» **Instructions for the task**
Return the full material exactly.

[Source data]
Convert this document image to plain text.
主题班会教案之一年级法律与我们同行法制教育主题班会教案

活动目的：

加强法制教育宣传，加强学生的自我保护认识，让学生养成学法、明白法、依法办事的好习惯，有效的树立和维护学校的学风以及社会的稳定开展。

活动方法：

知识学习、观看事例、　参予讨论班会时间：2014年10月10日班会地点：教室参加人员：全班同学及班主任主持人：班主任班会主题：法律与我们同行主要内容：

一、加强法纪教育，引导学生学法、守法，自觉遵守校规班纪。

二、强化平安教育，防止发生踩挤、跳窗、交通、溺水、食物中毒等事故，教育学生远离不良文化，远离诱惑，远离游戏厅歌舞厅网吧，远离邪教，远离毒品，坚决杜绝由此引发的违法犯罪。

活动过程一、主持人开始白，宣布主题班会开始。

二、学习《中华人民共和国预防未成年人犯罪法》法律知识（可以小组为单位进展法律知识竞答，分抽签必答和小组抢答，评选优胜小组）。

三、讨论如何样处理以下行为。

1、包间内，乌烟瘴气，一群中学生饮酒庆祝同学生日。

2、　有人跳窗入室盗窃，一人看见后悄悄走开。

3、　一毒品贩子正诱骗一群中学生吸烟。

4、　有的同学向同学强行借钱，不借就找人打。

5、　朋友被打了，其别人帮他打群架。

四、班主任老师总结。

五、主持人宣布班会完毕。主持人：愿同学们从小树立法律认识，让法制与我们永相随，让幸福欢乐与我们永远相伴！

» **Answer for the task**
Convert this document image to plain text.
主题班会教案之一年级法律与我们同行法制教育主题班会教案

活动目的：

加强法制教育宣传，加强学生的自我保护认识，让学生养成学法、明白法、依法办事的好习惯，有效的树立和维护学校的学风以及社会的稳定开展。

活动方法：

知识学习、观看事例、　参予讨论班会时间：2014年10月10日班会地点：教室参加人员：全班同学及班主任主持人：班主任班会主题：法律与我们同行主要内容：

一、加强法纪教育，引导学生学法、守法，自觉遵守校规班纪。

二、强化平安教育，防止发生踩挤、跳窗、交通、溺水、食物中毒等事故，教育学生远离不良文化，远离诱惑，远离游戏厅歌舞厅网吧，远离邪教，远离毒品，坚决杜绝由此引发的违法犯罪。

活动过程一、主持人开始白，宣布主题班会开始。

二、学习《中华人民共和国预防未成年人犯罪法》法律知识（可以小组为单位进展法律知识竞答，分抽签必答和小组抢答，评选优胜小组）。

三、讨论如何样处理以下行为。

1、包间内，乌烟瘴气，一群中学生饮酒庆祝同学生日。

2、　有人跳窗入室盗窃，一人看见后悄悄走开。

3、　一毒品贩子正诱骗一群中学生吸烟。

4、　有的同学向同学强行借钱，不借就找人打。

5、　朋友被打了，其别人帮他打群架。

四、班主任老师总结。

五、主持人宣布班会完毕。主持人：愿同学们从小树立法律认识，让法制与我们永相随，让幸福欢乐与我们永远相伴！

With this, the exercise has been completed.